## 文書
○ ○ ○ ○ ○ ○ ○

積算の業務を行わなければ、実際にかかる工事費が分からず、利益をあげることができなくなり事業として成り立ちません。
そのため、積算は会社の経営にも直結する重要な仕事といえるでしょう。
積算の仕事がきつい・やめとけと言われる理由
ここからは私の経験をもとに積算の仕事の大変なところについていくつかご紹介したいと思います。
責任が大きい
積算は会社の利益に繋がる仕事で、規模が大きくなると扱う金額も数千万~億単位となります。
1つのミスでも多大な損失に繋がってしまうということもあり、責任が大きな仕事となっています。
そのため、かなりの緊張感を持って仕事に向き合わなければなりません。
以前、私が担当した小学校の改修に伴う拾い出しの作業では、税金が関わる案件のためかなり慎重に作業しなければならず、とても緊張したのを覚えています。
残業がある
建築は比較的に残業が多いといわれる業界です。
積算業務も同様に、案件の数が多いときや繁忙期は残業することがあります。
また、突然近日中に見積が欲しいと言われるなど、スケジュールが厳しい際は残業や休日出勤などで対応することもあります。
建築の豊富な知識が必要
積算業務は図面を読み取って行いますが、材料など全ての情報が記載されているわけではありません。
例えば、土間コンクリートを算出する際、コンクリートの数量以外に骨組みとなる鉄筋や型枠、運搬の手間なども同時に算出しなければなりません。
このように、図面に書かれていないことも想像して行わなければならないため、建築の豊富な知識が必要となります。
私が初めて積算業務を行った際は、何を拾えば良いのか分からず、ネットなどで調べても出てこないことが多いため、上司に何度も教えてもらいながらの作業でとても苦労したのを覚えています。
一人前になるためには、常に勉強しながら経験を積まなければならないため、大変に感じることも多いでしょう。
詳細な図面がない場合がある
平面図や立面図など様々な図面を見て積算していきますが、全ての図面が準備されているとは限りません。
設計士によっては詳細図を丁寧に用意してくれる方もいますが、図面が粗い方もいます。
そのため、詳細を確認しながら、建物をイメージしながら数量を算出しなければならず、根気強さが求められる仕事です。
私も積算の拾い出しの作業は苦手な部分があります。
計算自体は足し算や引き算、掛け算など難しいものはないのですが、図面から建物の細部をイメージして材料を算出するので、複雑な所はかなり神経を使います。
同じ作業の繰り返しである
担当する案件によって、材料や工法など様々な知識を得ることができ、達成感のある仕事だと思います。
しかし、積算業務は主に数量を算出していく作業の繰り返しとなります。
建物の規模や現場により違いはあるものの、クリエイティブな仕事がしたい人や単純作業が苦手な人には不向きな仕事だと思います。
板挟みになることもある
積算は案件を受注する際の金額の検討、設計士が描いた図面を基に見積を作成、現場での予算など、営業・設計・現場すべてに深い関わりがある仕事です。
そのため、見積修正を頼まれた設計図が打合せ前日に渡されたり、受注できないのは積算の算出金額が高いのが原因だと言われたりなど、板挟みになりこともあります。

○ ○ ○ ○ ○ ○ ○

## 資料
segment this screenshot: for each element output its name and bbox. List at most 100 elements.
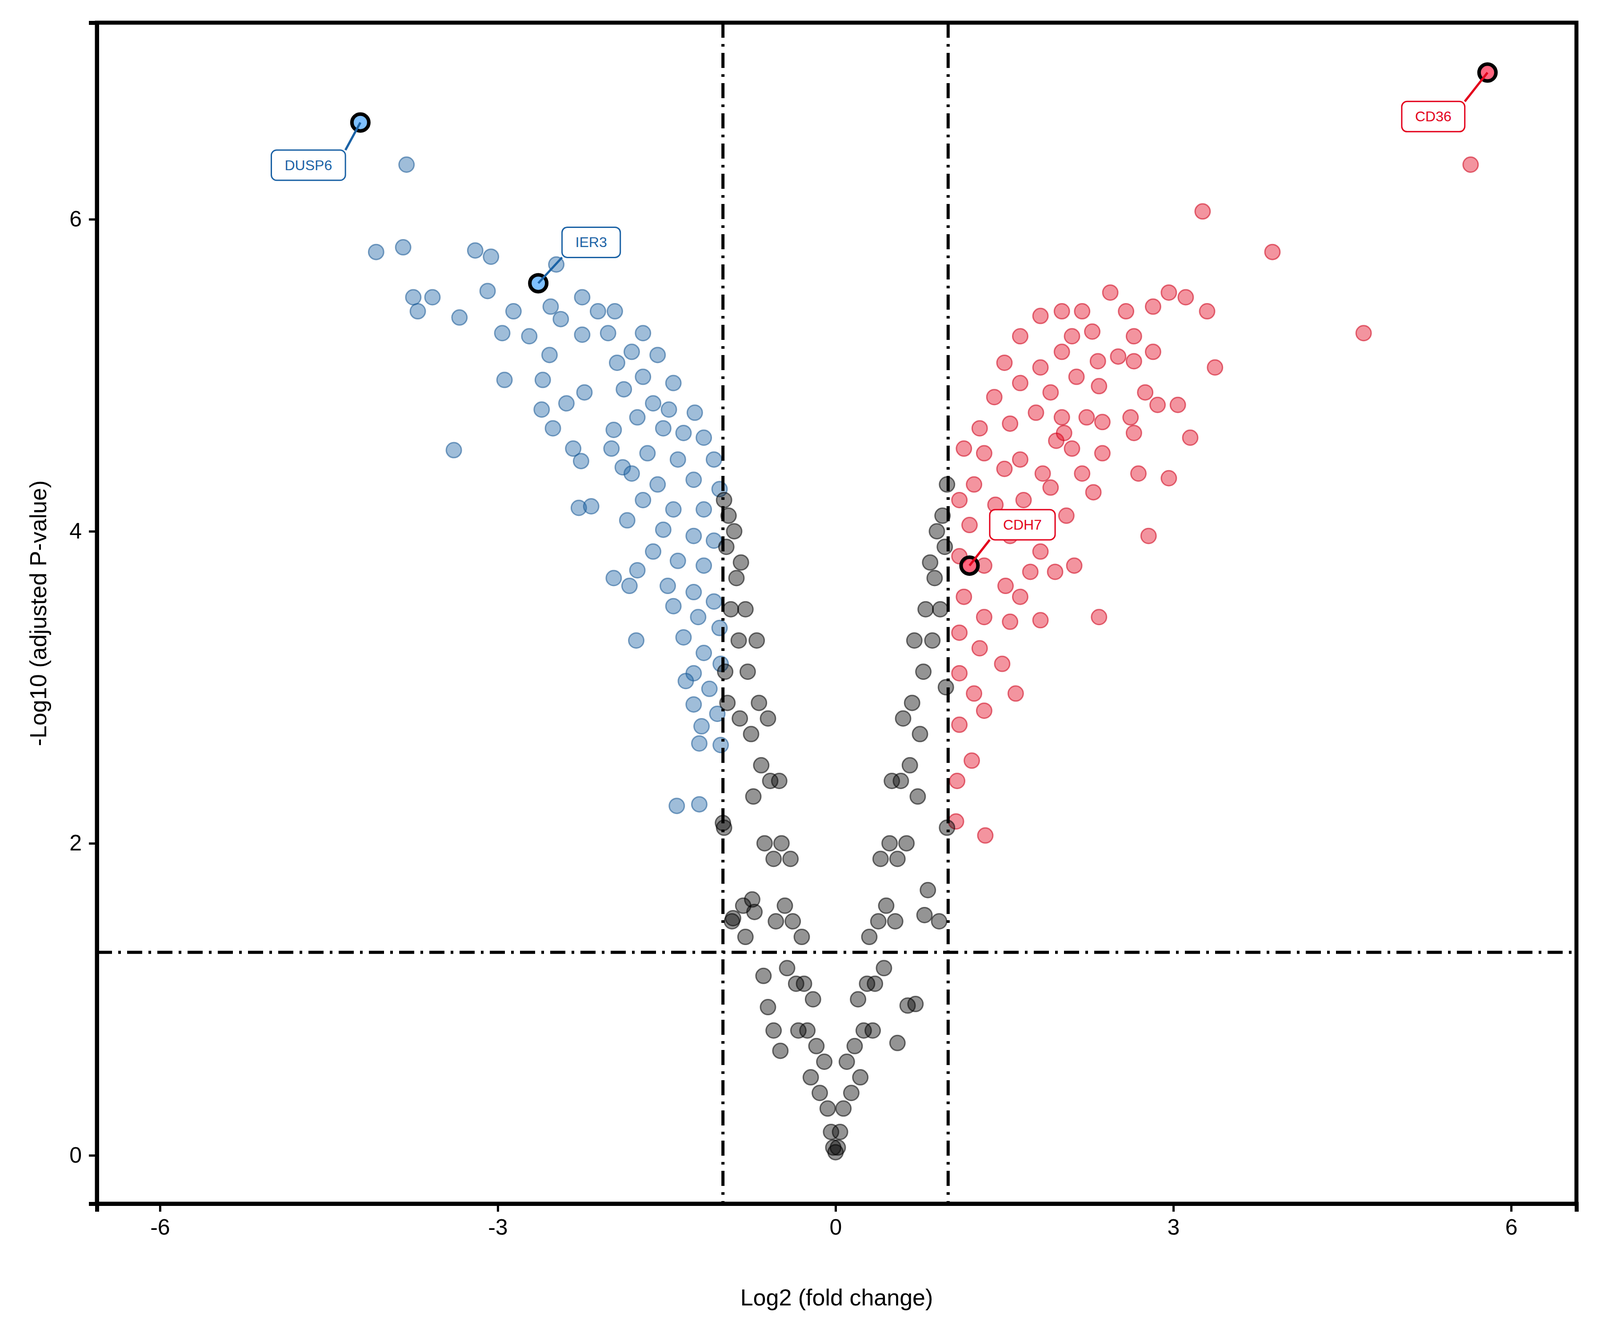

○ ○ ○ ○ ○ ○ ○

積算の仕事に関する文書のうち、「例えば、土間コンクリートを算」から始まり「私も積算の拾い出しの作業は苦手な部分があります。」で終わる範囲を正確に出力してください。

## 解答
例えば、土間コンクリートを算出する際、コンクリートの数量以外に骨組みとなる鉄筋や型枠、運搬の手間なども同時に算出しなければなりません。
このように、図面に書かれていないことも想像して行わなければならないため、建築の豊富な知識が必要となります。
私が初めて積算業務を行った際は、何を拾えば良いのか分からず、ネットなどで調べても出てこないことが多いため、上司に何度も教えてもらいながらの作業でとても苦労したのを覚えています。
一人前になるためには、常に勉強しながら経験を積まなければならないため、大変に感じることも多いでしょう。
詳細な図面がない場合がある
平面図や立面図など様々な図面を見て積算していきますが、全ての図面が準備されているとは限りません。
設計士によっては詳細図を丁寧に用意してくれる方もいますが、図面が粗い方もいます。
そのため、詳細を確認しながら、建物をイメージしながら数量を算出しなければならず、根気強さが求められる仕事です。
私も積算の拾い出しの作業は苦手な部分があります。